Data items –
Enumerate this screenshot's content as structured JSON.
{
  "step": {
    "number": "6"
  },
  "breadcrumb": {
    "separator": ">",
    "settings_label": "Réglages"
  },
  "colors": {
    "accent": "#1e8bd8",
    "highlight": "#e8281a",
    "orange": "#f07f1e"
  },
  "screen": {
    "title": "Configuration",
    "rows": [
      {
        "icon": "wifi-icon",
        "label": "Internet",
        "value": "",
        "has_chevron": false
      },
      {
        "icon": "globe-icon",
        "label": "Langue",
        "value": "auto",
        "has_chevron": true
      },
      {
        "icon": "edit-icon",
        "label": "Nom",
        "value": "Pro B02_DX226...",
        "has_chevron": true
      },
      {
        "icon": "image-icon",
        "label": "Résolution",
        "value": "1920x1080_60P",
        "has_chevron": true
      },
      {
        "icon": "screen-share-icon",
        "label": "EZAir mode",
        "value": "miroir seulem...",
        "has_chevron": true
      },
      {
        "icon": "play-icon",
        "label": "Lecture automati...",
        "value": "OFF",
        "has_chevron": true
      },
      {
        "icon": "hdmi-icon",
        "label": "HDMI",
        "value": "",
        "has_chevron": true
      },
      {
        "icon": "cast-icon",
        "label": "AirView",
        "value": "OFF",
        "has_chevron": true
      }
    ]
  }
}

WHAT YOU WILL DO – Write out all the records above again, exactly as they stand.

THE SOLUTION –
Enumerate this screenshot's content as structured JSON.
{
  "step": {
    "number": "6"
  },
  "breadcrumb": {
    "separator": ">",
    "settings_label": "Réglages"
  },
  "colors": {
    "accent": "#1e8bd8",
    "highlight": "#e8281a",
    "orange": "#f07f1e"
  },
  "screen": {
    "title": "Configuration",
    "rows": [
      {
        "icon": "wifi-icon",
        "label": "Internet",
        "value": "",
        "has_chevron": false
      },
      {
        "icon": "globe-icon",
        "label": "Langue",
        "value": "auto",
        "has_chevron": true
      },
      {
        "icon": "edit-icon",
        "label": "Nom",
        "value": "Pro B02_DX226...",
        "has_chevron": true
      },
      {
        "icon": "image-icon",
        "label": "Résolution",
        "value": "1920x1080_60P",
        "has_chevron": true
      },
      {
        "icon": "screen-share-icon",
        "label": "EZAir mode",
        "value": "miroir seulem...",
        "has_chevron": true
      },
      {
        "icon": "play-icon",
        "label": "Lecture automati...",
        "value": "OFF",
        "has_chevron": true
      },
      {
        "icon": "hdmi-icon",
        "label": "HDMI",
        "value": "",
        "has_chevron": true
      },
      {
        "icon": "cast-icon",
        "label": "AirView",
        "value": "OFF",
        "has_chevron": true
      }
    ]
  }
}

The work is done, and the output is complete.